──────── Entries supplied
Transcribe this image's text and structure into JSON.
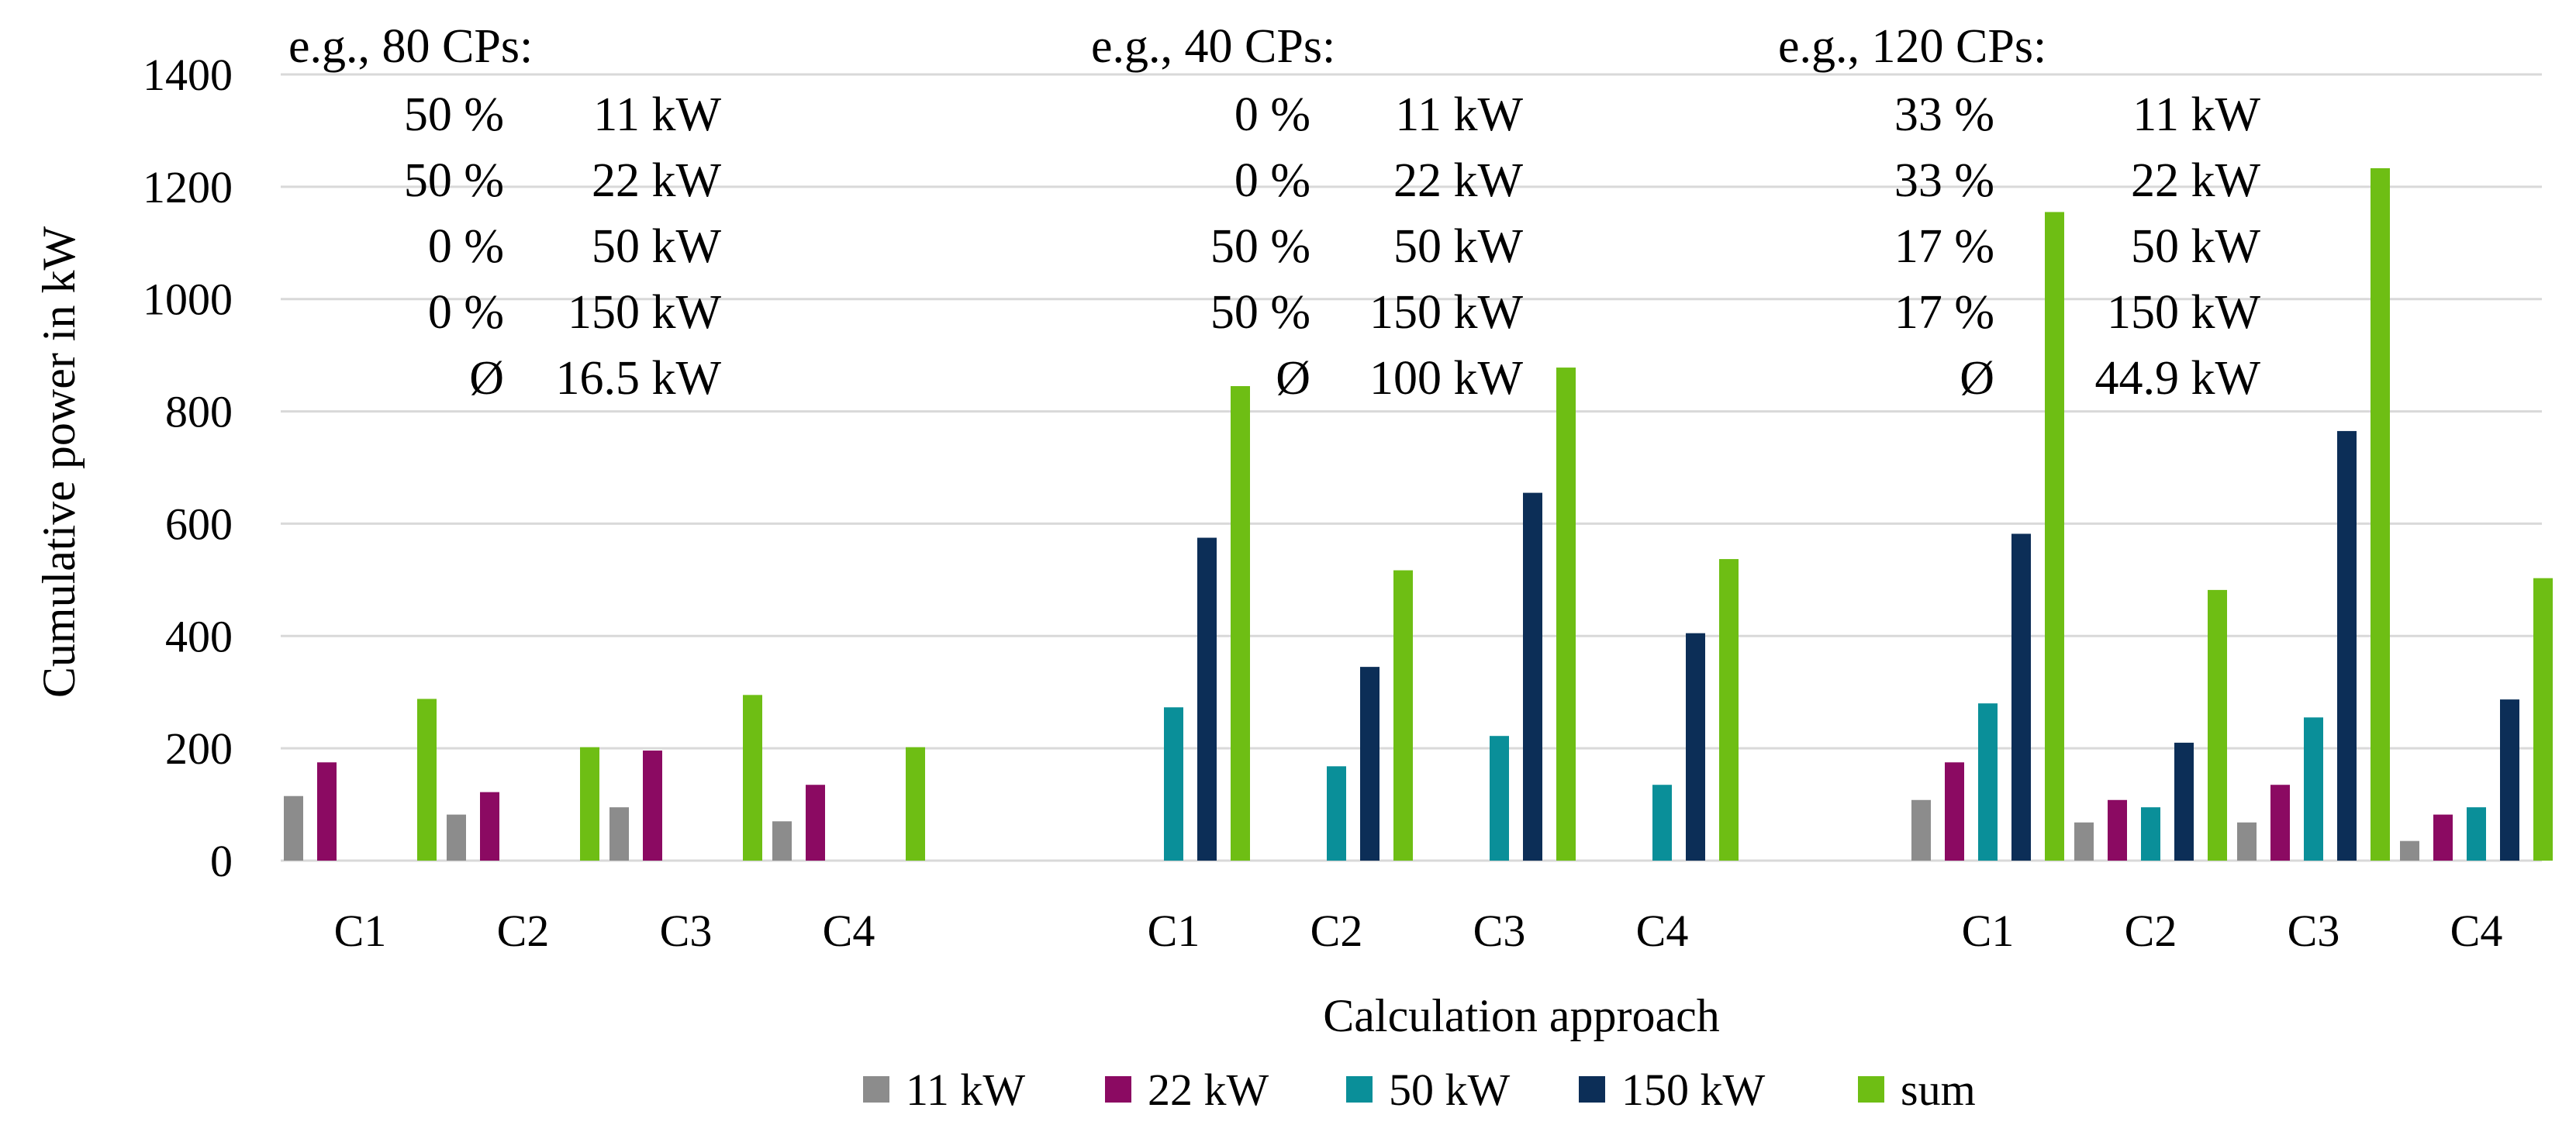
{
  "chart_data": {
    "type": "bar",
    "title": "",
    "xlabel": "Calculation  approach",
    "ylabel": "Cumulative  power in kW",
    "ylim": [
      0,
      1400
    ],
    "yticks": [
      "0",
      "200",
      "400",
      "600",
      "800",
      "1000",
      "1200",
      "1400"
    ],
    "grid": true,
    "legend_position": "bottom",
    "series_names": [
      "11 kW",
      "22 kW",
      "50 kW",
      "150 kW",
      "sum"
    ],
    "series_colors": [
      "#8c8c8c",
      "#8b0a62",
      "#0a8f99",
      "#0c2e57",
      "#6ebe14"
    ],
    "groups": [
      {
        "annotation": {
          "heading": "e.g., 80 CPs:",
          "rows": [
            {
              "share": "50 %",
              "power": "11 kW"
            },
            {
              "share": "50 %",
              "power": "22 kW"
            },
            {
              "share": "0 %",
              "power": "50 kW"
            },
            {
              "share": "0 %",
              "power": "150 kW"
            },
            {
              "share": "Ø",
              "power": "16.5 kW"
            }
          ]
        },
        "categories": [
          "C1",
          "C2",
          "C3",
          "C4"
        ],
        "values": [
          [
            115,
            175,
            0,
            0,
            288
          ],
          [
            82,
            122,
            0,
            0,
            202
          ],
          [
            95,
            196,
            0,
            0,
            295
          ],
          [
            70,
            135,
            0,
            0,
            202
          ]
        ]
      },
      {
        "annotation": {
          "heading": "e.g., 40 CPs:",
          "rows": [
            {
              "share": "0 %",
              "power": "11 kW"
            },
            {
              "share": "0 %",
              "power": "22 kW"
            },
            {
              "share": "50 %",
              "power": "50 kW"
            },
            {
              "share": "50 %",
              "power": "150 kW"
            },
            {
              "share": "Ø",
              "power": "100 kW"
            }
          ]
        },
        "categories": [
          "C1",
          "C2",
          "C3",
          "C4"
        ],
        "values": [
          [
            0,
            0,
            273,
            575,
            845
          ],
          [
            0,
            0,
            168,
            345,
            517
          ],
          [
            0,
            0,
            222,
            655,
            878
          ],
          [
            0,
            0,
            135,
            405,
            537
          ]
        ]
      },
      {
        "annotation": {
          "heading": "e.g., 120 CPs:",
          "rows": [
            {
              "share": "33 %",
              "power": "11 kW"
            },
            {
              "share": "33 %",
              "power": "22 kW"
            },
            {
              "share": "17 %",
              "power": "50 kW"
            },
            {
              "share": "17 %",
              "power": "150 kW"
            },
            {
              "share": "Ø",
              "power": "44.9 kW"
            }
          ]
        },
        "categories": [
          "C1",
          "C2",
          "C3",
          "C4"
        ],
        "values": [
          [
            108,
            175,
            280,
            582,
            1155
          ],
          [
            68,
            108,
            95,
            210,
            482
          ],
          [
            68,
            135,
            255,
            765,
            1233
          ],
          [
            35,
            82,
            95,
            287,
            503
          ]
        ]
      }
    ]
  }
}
────────────────
Exercise details: In the records above, find each line that holds the word "heading"; copy all such lines.

Final result:
          "heading": "e.g., 80 CPs:",
          "heading": "e.g., 40 CPs:",
          "heading": "e.g., 120 CPs:",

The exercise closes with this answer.